The exercise: Show every line of the records below that contains the word "JSON".

====================

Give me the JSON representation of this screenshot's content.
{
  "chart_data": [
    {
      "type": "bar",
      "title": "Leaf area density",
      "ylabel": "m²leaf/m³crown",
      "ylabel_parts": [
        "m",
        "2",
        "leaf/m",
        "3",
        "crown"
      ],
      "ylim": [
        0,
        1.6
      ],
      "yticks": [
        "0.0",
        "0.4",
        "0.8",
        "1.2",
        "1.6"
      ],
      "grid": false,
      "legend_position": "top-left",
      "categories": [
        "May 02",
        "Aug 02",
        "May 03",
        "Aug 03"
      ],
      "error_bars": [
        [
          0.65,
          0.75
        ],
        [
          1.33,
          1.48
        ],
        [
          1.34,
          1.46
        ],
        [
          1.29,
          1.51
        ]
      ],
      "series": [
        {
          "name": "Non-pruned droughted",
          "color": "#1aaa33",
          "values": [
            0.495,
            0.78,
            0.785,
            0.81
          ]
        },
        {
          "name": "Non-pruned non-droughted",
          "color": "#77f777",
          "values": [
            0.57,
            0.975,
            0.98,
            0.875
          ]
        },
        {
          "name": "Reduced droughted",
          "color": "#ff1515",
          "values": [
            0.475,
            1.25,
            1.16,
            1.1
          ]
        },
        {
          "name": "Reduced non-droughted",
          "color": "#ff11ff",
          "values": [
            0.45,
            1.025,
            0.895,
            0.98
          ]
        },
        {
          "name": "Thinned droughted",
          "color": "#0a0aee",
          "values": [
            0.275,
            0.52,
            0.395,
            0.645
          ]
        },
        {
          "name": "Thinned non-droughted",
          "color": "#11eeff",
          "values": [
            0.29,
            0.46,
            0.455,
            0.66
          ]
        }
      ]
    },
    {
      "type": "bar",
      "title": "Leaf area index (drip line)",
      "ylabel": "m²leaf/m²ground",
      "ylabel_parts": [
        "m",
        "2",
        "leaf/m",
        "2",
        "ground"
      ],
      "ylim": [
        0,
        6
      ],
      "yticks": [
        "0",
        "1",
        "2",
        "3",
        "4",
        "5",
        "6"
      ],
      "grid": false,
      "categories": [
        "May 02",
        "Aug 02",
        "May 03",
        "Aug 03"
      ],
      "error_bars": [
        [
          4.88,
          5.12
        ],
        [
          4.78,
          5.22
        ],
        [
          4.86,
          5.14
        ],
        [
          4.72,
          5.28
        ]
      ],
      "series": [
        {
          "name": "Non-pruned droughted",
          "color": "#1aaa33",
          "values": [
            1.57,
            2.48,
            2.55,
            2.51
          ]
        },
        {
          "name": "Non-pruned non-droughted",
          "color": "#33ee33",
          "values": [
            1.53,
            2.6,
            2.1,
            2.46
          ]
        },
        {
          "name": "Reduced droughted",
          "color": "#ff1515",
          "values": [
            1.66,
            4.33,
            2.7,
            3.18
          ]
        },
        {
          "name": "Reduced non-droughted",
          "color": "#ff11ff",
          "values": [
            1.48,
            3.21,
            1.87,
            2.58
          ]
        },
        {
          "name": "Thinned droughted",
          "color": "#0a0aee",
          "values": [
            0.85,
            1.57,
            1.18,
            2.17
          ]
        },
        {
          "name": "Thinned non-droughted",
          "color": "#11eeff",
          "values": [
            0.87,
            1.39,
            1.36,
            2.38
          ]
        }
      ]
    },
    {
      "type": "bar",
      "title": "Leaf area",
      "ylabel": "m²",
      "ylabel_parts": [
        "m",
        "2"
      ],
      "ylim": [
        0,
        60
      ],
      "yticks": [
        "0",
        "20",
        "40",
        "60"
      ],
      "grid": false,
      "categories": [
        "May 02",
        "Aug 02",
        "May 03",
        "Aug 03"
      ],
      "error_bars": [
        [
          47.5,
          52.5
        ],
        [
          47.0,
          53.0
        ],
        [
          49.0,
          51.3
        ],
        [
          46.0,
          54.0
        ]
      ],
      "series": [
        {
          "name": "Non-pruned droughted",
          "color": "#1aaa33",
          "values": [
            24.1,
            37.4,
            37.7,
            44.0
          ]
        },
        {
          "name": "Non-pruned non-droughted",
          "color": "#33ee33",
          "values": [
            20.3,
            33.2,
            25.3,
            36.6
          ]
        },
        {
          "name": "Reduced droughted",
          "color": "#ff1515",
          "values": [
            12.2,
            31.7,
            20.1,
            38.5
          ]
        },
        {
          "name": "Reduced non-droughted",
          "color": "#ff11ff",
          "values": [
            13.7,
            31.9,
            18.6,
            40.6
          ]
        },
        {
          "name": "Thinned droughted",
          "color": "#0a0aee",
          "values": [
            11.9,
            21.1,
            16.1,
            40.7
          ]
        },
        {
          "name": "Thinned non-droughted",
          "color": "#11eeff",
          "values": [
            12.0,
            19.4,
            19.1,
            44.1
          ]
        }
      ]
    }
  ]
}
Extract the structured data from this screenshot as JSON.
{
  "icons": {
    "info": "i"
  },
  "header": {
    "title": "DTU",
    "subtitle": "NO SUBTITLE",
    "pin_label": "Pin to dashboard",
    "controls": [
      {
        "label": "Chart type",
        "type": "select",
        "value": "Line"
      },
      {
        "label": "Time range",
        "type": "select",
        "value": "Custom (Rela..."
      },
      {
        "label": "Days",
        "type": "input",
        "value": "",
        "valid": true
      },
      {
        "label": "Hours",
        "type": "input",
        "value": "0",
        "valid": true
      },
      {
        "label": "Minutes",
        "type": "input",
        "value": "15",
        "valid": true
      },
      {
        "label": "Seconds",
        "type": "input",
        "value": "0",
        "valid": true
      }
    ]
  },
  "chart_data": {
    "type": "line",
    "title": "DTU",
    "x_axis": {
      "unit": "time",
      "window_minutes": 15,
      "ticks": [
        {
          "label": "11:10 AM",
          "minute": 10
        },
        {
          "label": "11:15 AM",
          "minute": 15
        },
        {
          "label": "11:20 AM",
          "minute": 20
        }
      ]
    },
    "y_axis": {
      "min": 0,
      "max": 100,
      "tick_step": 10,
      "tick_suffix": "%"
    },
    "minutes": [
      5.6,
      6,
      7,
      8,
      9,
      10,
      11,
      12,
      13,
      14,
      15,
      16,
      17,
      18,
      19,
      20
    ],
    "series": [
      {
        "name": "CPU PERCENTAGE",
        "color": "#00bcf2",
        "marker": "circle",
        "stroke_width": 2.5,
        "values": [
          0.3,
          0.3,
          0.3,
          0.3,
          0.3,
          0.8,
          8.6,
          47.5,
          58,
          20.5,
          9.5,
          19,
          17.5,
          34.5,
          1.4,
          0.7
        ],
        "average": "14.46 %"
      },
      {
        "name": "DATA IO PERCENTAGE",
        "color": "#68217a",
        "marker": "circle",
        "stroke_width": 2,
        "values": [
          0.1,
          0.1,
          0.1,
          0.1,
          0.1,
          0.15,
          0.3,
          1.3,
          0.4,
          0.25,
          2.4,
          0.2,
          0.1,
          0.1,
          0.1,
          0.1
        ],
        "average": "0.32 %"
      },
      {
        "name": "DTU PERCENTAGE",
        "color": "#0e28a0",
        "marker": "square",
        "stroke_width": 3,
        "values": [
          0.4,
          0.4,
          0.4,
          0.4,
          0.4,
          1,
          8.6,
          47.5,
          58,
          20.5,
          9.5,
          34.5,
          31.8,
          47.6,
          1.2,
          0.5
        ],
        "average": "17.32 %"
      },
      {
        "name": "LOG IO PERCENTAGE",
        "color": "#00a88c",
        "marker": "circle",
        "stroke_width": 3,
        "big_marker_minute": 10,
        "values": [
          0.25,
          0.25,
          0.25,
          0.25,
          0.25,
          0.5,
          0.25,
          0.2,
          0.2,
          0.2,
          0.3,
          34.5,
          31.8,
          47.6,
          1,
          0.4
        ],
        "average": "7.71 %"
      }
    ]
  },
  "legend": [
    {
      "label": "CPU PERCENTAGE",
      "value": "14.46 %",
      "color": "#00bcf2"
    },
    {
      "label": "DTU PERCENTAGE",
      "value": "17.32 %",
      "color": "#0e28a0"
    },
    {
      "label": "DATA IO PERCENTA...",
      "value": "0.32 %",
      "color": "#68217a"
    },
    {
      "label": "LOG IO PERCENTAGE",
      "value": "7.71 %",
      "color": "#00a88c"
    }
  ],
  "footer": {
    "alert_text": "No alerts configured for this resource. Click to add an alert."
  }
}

====================

Answer below:
Give me the JSON representation of this screenshot's content.
Extract the structured data from this screenshot as JSON.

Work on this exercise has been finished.